WORKING DATA:
---

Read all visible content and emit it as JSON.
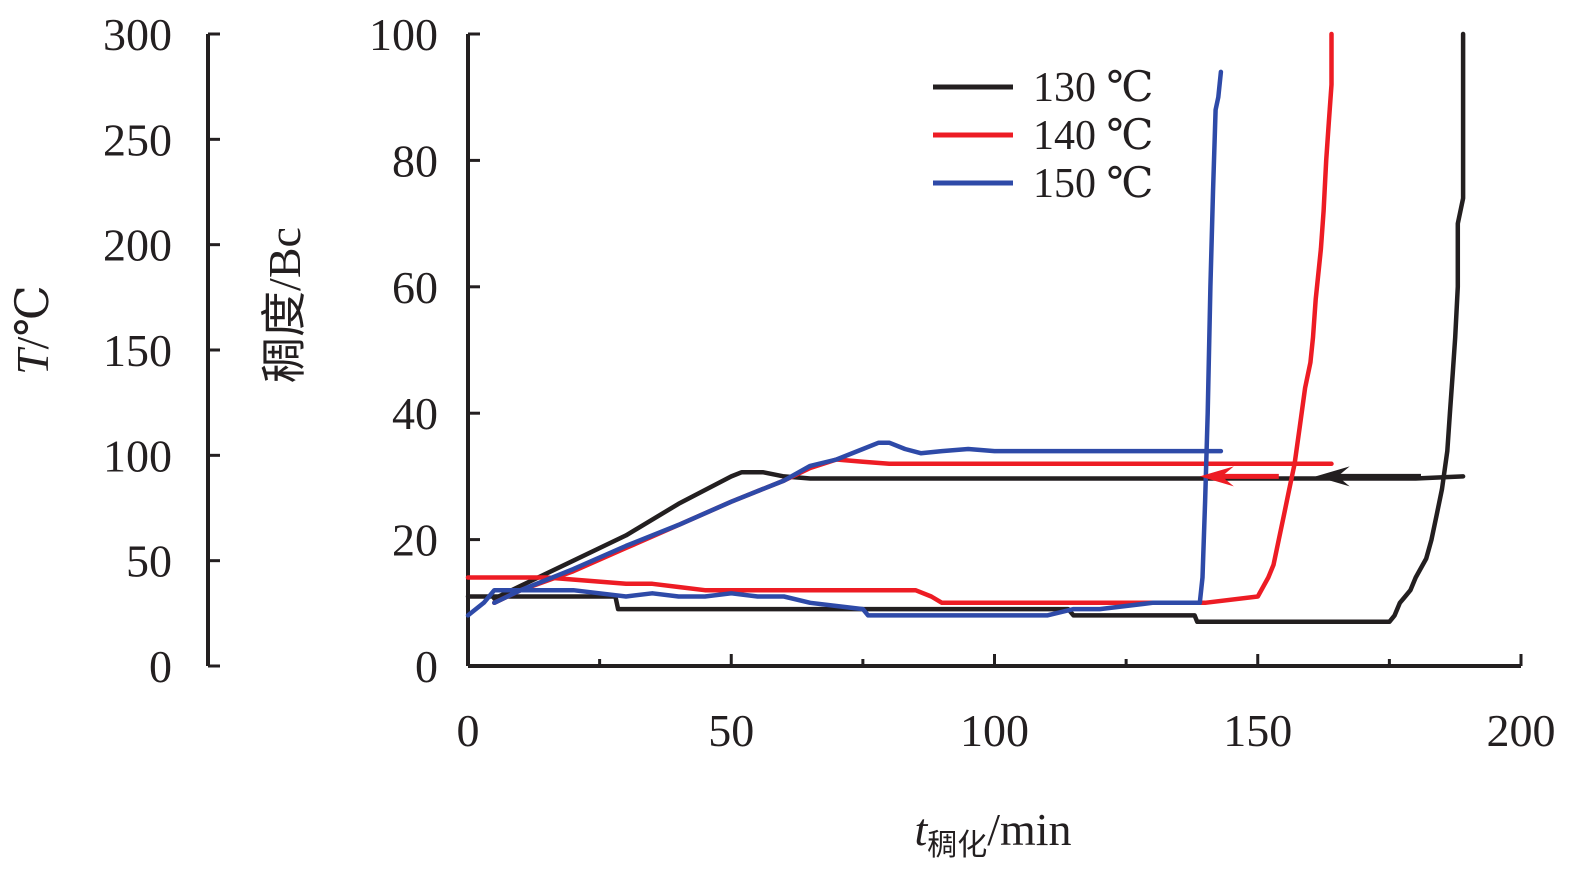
{
  "chart_data": {
    "type": "line",
    "title": "",
    "xlabel": {
      "main": "t",
      "sub": "稠化",
      "unit": "/min"
    },
    "ylabel_left": {
      "main": "T",
      "unit": "/℃"
    },
    "ylabel_right": "稠度/Bc",
    "xlim": [
      0,
      200
    ],
    "x_ticks": [
      0,
      50,
      100,
      150,
      200
    ],
    "ylim_temperature": [
      0,
      300
    ],
    "temperature_ticks": [
      0,
      50,
      100,
      150,
      200,
      250,
      300
    ],
    "ylim_consistency": [
      0,
      100
    ],
    "consistency_ticks": [
      0,
      20,
      40,
      60,
      80,
      100
    ],
    "grid": false,
    "legend_position": "top-right",
    "series": [
      {
        "name": "130 ℃",
        "color": "#231f20",
        "temperature": {
          "x": [
            5,
            10,
            20,
            30,
            40,
            50,
            52,
            56,
            60,
            65,
            80,
            100,
            140,
            180,
            189
          ],
          "y": [
            32,
            38,
            50,
            62,
            77,
            90,
            92,
            92,
            90,
            89,
            89,
            89,
            89,
            89,
            90
          ]
        },
        "consistency": {
          "x": [
            0,
            5,
            10,
            20,
            28,
            28.5,
            60,
            110,
            114,
            115,
            138,
            138.5,
            165,
            175,
            176,
            177,
            178,
            179,
            180,
            182,
            183,
            184,
            185,
            186,
            186.5,
            187,
            187.5,
            188,
            188,
            189,
            189
          ],
          "y": [
            11,
            11,
            11,
            11,
            11,
            9,
            9,
            9,
            9,
            8,
            8,
            7,
            7,
            7,
            8,
            10,
            11,
            12,
            14,
            17,
            20,
            24,
            28,
            34,
            40,
            46,
            52,
            60,
            70,
            74,
            100
          ]
        }
      },
      {
        "name": "140 ℃",
        "color": "#ed1c24",
        "temperature": {
          "x": [
            5,
            10,
            20,
            30,
            40,
            50,
            60,
            65,
            70,
            75,
            80,
            100,
            140,
            164
          ],
          "y": [
            30,
            36,
            45,
            56,
            67,
            78,
            88,
            94,
            98,
            97,
            96,
            96,
            96,
            96
          ]
        },
        "consistency": {
          "x": [
            0,
            5,
            15,
            30,
            35,
            40,
            45,
            60,
            70,
            75,
            76,
            85,
            88,
            90,
            100,
            110,
            118,
            120,
            135,
            140,
            150,
            152,
            153,
            154,
            155,
            156,
            157,
            158,
            159,
            160,
            160.5,
            161,
            162,
            162.5,
            163,
            163.5,
            164,
            164
          ],
          "y": [
            14,
            14,
            14,
            13,
            13,
            12.5,
            12,
            12,
            12,
            12,
            12,
            12,
            11,
            10,
            10,
            10,
            10,
            10,
            10,
            10,
            11,
            14,
            16,
            20,
            24,
            28,
            32,
            38,
            44,
            48,
            52,
            58,
            66,
            72,
            80,
            86,
            92,
            100
          ]
        }
      },
      {
        "name": "150 ℃",
        "color": "#2e4aa8",
        "temperature": {
          "x": [
            5,
            10,
            20,
            30,
            40,
            50,
            60,
            65,
            70,
            75,
            78,
            80,
            83,
            86,
            90,
            95,
            100,
            120,
            143
          ],
          "y": [
            30,
            36,
            46,
            57,
            67,
            78,
            88,
            95,
            98,
            103,
            106,
            106,
            103,
            101,
            102,
            103,
            102,
            102,
            102
          ]
        },
        "consistency": {
          "x": [
            0,
            3,
            5,
            10,
            15,
            20,
            25,
            30,
            35,
            40,
            45,
            50,
            55,
            60,
            65,
            70,
            75,
            76,
            80,
            90,
            100,
            110,
            115,
            120,
            130,
            138,
            139,
            139.5,
            140,
            140.5,
            141,
            141.5,
            142,
            142.5,
            143
          ],
          "y": [
            8,
            10,
            12,
            12,
            12,
            12,
            11.5,
            11,
            11.5,
            11,
            11,
            11.5,
            11,
            11,
            10,
            9.5,
            9,
            8,
            8,
            8,
            8,
            8,
            9,
            9,
            10,
            10,
            10,
            14,
            26,
            40,
            60,
            75,
            88,
            90,
            94
          ]
        }
      }
    ],
    "annotations": [
      {
        "type": "arrow",
        "color": "#ed1c24",
        "from": [
          154,
          30
        ],
        "to": [
          139,
          30
        ]
      },
      {
        "type": "arrow",
        "color": "#231f20",
        "from": [
          181,
          30
        ],
        "to": [
          161,
          30
        ]
      }
    ]
  }
}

---

SET TASK: Output the records above exactly; leave out the pictures.

TASK ANSWER:
Read all visible content and emit it as JSON.
{
  "chart_data": {
    "type": "line",
    "title": "",
    "xlabel": {
      "main": "t",
      "sub": "稠化",
      "unit": "/min"
    },
    "ylabel_left": {
      "main": "T",
      "unit": "/℃"
    },
    "ylabel_right": "稠度/Bc",
    "xlim": [
      0,
      200
    ],
    "x_ticks": [
      0,
      50,
      100,
      150,
      200
    ],
    "ylim_temperature": [
      0,
      300
    ],
    "temperature_ticks": [
      0,
      50,
      100,
      150,
      200,
      250,
      300
    ],
    "ylim_consistency": [
      0,
      100
    ],
    "consistency_ticks": [
      0,
      20,
      40,
      60,
      80,
      100
    ],
    "grid": false,
    "legend_position": "top-right",
    "series": [
      {
        "name": "130 ℃",
        "color": "#231f20",
        "temperature": {
          "x": [
            5,
            10,
            20,
            30,
            40,
            50,
            52,
            56,
            60,
            65,
            80,
            100,
            140,
            180,
            189
          ],
          "y": [
            32,
            38,
            50,
            62,
            77,
            90,
            92,
            92,
            90,
            89,
            89,
            89,
            89,
            89,
            90
          ]
        },
        "consistency": {
          "x": [
            0,
            5,
            10,
            20,
            28,
            28.5,
            60,
            110,
            114,
            115,
            138,
            138.5,
            165,
            175,
            176,
            177,
            178,
            179,
            180,
            182,
            183,
            184,
            185,
            186,
            186.5,
            187,
            187.5,
            188,
            188,
            189,
            189
          ],
          "y": [
            11,
            11,
            11,
            11,
            11,
            9,
            9,
            9,
            9,
            8,
            8,
            7,
            7,
            7,
            8,
            10,
            11,
            12,
            14,
            17,
            20,
            24,
            28,
            34,
            40,
            46,
            52,
            60,
            70,
            74,
            100
          ]
        }
      },
      {
        "name": "140 ℃",
        "color": "#ed1c24",
        "temperature": {
          "x": [
            5,
            10,
            20,
            30,
            40,
            50,
            60,
            65,
            70,
            75,
            80,
            100,
            140,
            164
          ],
          "y": [
            30,
            36,
            45,
            56,
            67,
            78,
            88,
            94,
            98,
            97,
            96,
            96,
            96,
            96
          ]
        },
        "consistency": {
          "x": [
            0,
            5,
            15,
            30,
            35,
            40,
            45,
            60,
            70,
            75,
            76,
            85,
            88,
            90,
            100,
            110,
            118,
            120,
            135,
            140,
            150,
            152,
            153,
            154,
            155,
            156,
            157,
            158,
            159,
            160,
            160.5,
            161,
            162,
            162.5,
            163,
            163.5,
            164,
            164
          ],
          "y": [
            14,
            14,
            14,
            13,
            13,
            12.5,
            12,
            12,
            12,
            12,
            12,
            12,
            11,
            10,
            10,
            10,
            10,
            10,
            10,
            10,
            11,
            14,
            16,
            20,
            24,
            28,
            32,
            38,
            44,
            48,
            52,
            58,
            66,
            72,
            80,
            86,
            92,
            100
          ]
        }
      },
      {
        "name": "150 ℃",
        "color": "#2e4aa8",
        "temperature": {
          "x": [
            5,
            10,
            20,
            30,
            40,
            50,
            60,
            65,
            70,
            75,
            78,
            80,
            83,
            86,
            90,
            95,
            100,
            120,
            143
          ],
          "y": [
            30,
            36,
            46,
            57,
            67,
            78,
            88,
            95,
            98,
            103,
            106,
            106,
            103,
            101,
            102,
            103,
            102,
            102,
            102
          ]
        },
        "consistency": {
          "x": [
            0,
            3,
            5,
            10,
            15,
            20,
            25,
            30,
            35,
            40,
            45,
            50,
            55,
            60,
            65,
            70,
            75,
            76,
            80,
            90,
            100,
            110,
            115,
            120,
            130,
            138,
            139,
            139.5,
            140,
            140.5,
            141,
            141.5,
            142,
            142.5,
            143
          ],
          "y": [
            8,
            10,
            12,
            12,
            12,
            12,
            11.5,
            11,
            11.5,
            11,
            11,
            11.5,
            11,
            11,
            10,
            9.5,
            9,
            8,
            8,
            8,
            8,
            8,
            9,
            9,
            10,
            10,
            10,
            14,
            26,
            40,
            60,
            75,
            88,
            90,
            94
          ]
        }
      }
    ],
    "annotations": [
      {
        "type": "arrow",
        "color": "#ed1c24",
        "from": [
          154,
          30
        ],
        "to": [
          139,
          30
        ]
      },
      {
        "type": "arrow",
        "color": "#231f20",
        "from": [
          181,
          30
        ],
        "to": [
          161,
          30
        ]
      }
    ]
  }
}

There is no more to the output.